Sayfa:
Taraf gazetesi yazarı, ünlü medya eleştirmeni!
ve darbe günlüklerinin yayıncısı (Nokta dergisi) Alper Görmüş, ancak
kafasını kaldırıp medyaya baktı ve hakikati gördü! Görmüş 23.12.2011
tarihli, "CHP'liler yeniden ümitsizleşirken..." başlıklı yazısının son
bölümünü şöyle bitiriyor:
...
Polis-medya ilişkisi: Her şey aynı!
Polisin, "KCK'nın medya ayağı" olduğunu öne sürdüğü gazete ve dergi
çalışanlarına yönelik son operasyonunun muhafazakâr medyadaki
haberleştirilme biçimi bir kez daha gösterdi ki, polis-gazeteci ve
iktidar-gazeteci ilişkisi bu iktidardan önce nasılsa şimdi de aynıdır.
Değişen tek şey, aktörlerdir. O zamanın "merkez medya"sının yerini
şimdi, ona paralel başka bir "merkez" oluşturmuş bulunan muhafazakâr
medya almıştır; hepsi o kadar.
Dün önce polisin "KCK'nın medya ayağına" karşı yürüttüğü operasyonun
muhafazakâr medyadaki yansımalarını okudum, ardından, bundan 11 yıl önce
polisin yürüttüğü büyük bir operasyon sırasında (Umut
Operasyonu) Medyakronik'te yazdığım medya eleştirilerine dönüp baktım ve
çok büyük bir karamsarlığa kapıldım. Neden öyle olduğunu, o zamanlar
yazdıklarımdan birkaç paragraf aktardıktan sonra izah edeceğim...
Buyurun:
"Gazetecilik 'temas ve mesafe mesleği'yse, gazeteci, polisle temas
edecek; bu kaçınılmaz. Ama bu ilişki yapış yapış bir 'temas'tan ibaret
hale gelirse, polisin her söylediği, gazete sayfalarına 'hakikat'
hükmünde girerse, orada büyük sorunlar var demektir.

Veri Kayıtları:
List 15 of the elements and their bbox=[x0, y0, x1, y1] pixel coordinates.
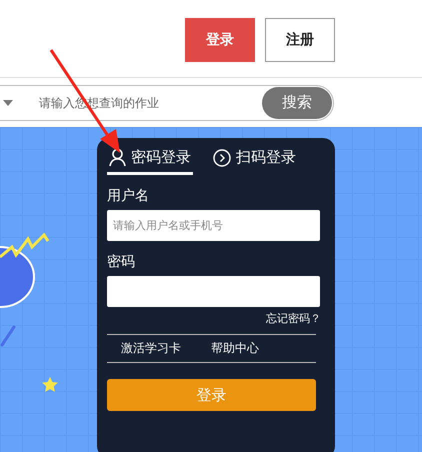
panel-link[interactable]: 帮助中心 bbox=[211, 340, 259, 357]
login-tab[interactable]: 扫码登录 bbox=[211, 146, 298, 175]
password-field[interactable] bbox=[107, 276, 320, 307]
username-field[interactable]: 请输入用户名或手机号 bbox=[107, 210, 320, 241]
panel-link[interactable]: 激活学习卡 bbox=[121, 340, 181, 357]
star-icon bbox=[41, 376, 59, 394]
arrow-circle-icon bbox=[213, 148, 231, 166]
user-icon bbox=[109, 148, 126, 167]
dropdown-icon[interactable] bbox=[3, 100, 13, 106]
forgot-password-link[interactable]: 忘记密码？ bbox=[266, 311, 321, 326]
login-button[interactable]: 登录 bbox=[185, 18, 255, 62]
username-label: 用户名 bbox=[107, 187, 150, 205]
password-label: 密码 bbox=[107, 253, 136, 271]
search-button[interactable]: 搜索 bbox=[262, 86, 332, 118]
register-button[interactable]: 注册 bbox=[265, 18, 335, 62]
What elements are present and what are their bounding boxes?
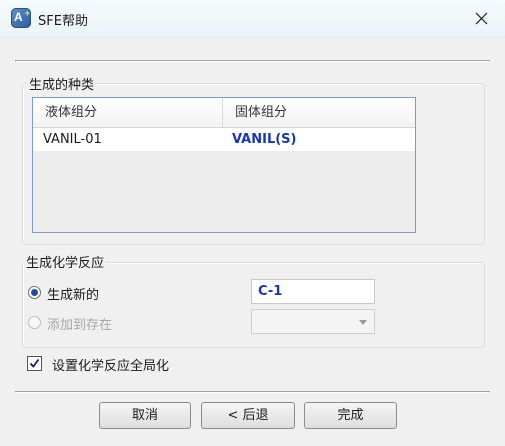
radio-add-existing-label[interactable]: 添加到存在 — [47, 314, 112, 333]
column-header-liquid[interactable]: 液体组分 — [33, 98, 222, 128]
global-reaction-label[interactable]: 设置化学反应全局化 — [52, 355, 169, 374]
title-bar: A + SFE帮助 — [0, 0, 505, 37]
close-button[interactable] — [459, 0, 505, 37]
radio-create-new[interactable] — [28, 286, 41, 299]
existing-reaction-select[interactable] — [251, 309, 375, 334]
checkmark-icon — [29, 358, 40, 368]
finish-button[interactable]: 完成 — [304, 402, 397, 429]
table-row[interactable]: VANIL-01 VANIL(S) — [33, 128, 415, 151]
top-separator — [15, 60, 490, 62]
species-table[interactable]: 液体组分 固体组分 VANIL-01 VANIL(S) — [32, 97, 416, 233]
chevron-down-icon — [359, 320, 367, 325]
cancel-button[interactable]: 取消 — [99, 402, 191, 429]
app-icon: A + — [11, 8, 31, 28]
back-button[interactable]: < 后退 — [201, 402, 295, 429]
app-icon-letter: A — [14, 10, 23, 24]
column-header-solid[interactable]: 固体组分 — [222, 98, 415, 128]
table-header: 液体组分 固体组分 — [33, 98, 415, 128]
reaction-name-input[interactable]: C-1 — [251, 279, 375, 304]
bottom-separator — [15, 391, 490, 393]
cell-solid: VANIL(S) — [232, 132, 297, 147]
window-title: SFE帮助 — [38, 14, 88, 29]
reaction-group-label: 生成化学反应 — [24, 252, 107, 271]
reaction-groupbox — [22, 262, 485, 348]
radio-add-existing[interactable] — [28, 316, 41, 329]
cell-liquid: VANIL-01 — [43, 132, 102, 147]
species-group-label: 生成的种类 — [27, 74, 97, 93]
global-reaction-checkbox[interactable] — [27, 356, 42, 371]
radio-create-new-label[interactable]: 生成新的 — [47, 284, 99, 303]
app-icon-plus: + — [24, 8, 30, 18]
close-icon — [475, 12, 488, 25]
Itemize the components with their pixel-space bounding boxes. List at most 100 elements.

Alıştırma Yönergeleri:
a. Polis-medya ilişkisini ele alan yazıya göre, bundan 11 yıl önce polisin yürüttüğü büyük operasyonun adı nedir?
b. Polis-medya ilişkisini ele alan yazıyı kaldığı yerden sürdürün.
Bu alıştırma kayıtlara başvurmadan tamamlanabilir.

Görev Sonuçları:
a. Umut Operasyonu.

b.
"Hafta başından beri Uğur Mumcu suikastına ilişkin olarak
gazetelerimizde çıkmakta olan haberleri ele alıyoruz. Hatırlayacaksınız,
bu yazılarda işaret edilen temel problem, polisin şimdilik 'açıklama'
niteliğindeki sözlerinin 'hakikat' hükmünde haberleştirilmesiydi.
"Polisin bütün toplarına kale açık; hiçbir süzgeç yok, gelen giriyor.
Oysa olan nedir? Polis, yaptığı bir operasyonun sonuçlarını açıklıyor.
Normal bir ülkede bunun adı 'polisin yaptığı açıklamaya göre...'dir.
Burası Türkiye'yse bir kat daha öyledir..."
Gelelim "KCK'nın medya ayağı" haberlerine... Vaziyet şöyle:
On bir yıl önceki bu eleştiri, "Uğur Mumcu suikastı" ibaresi hariç
tek bir kelime değiştirmeden bu haberler için de geçerli... Yani her şey
aynı... Şu ibarelere bakın:
"Bölücü terör örgütü KCK'nın propaganda ayağına yönelik İstanbul,
Ankara, Şırnak, Diyarbakır, Van, Mersin ve İzmir de düzenlenen eş
zamanlı operasyonlarda..." (Yeni Şafak).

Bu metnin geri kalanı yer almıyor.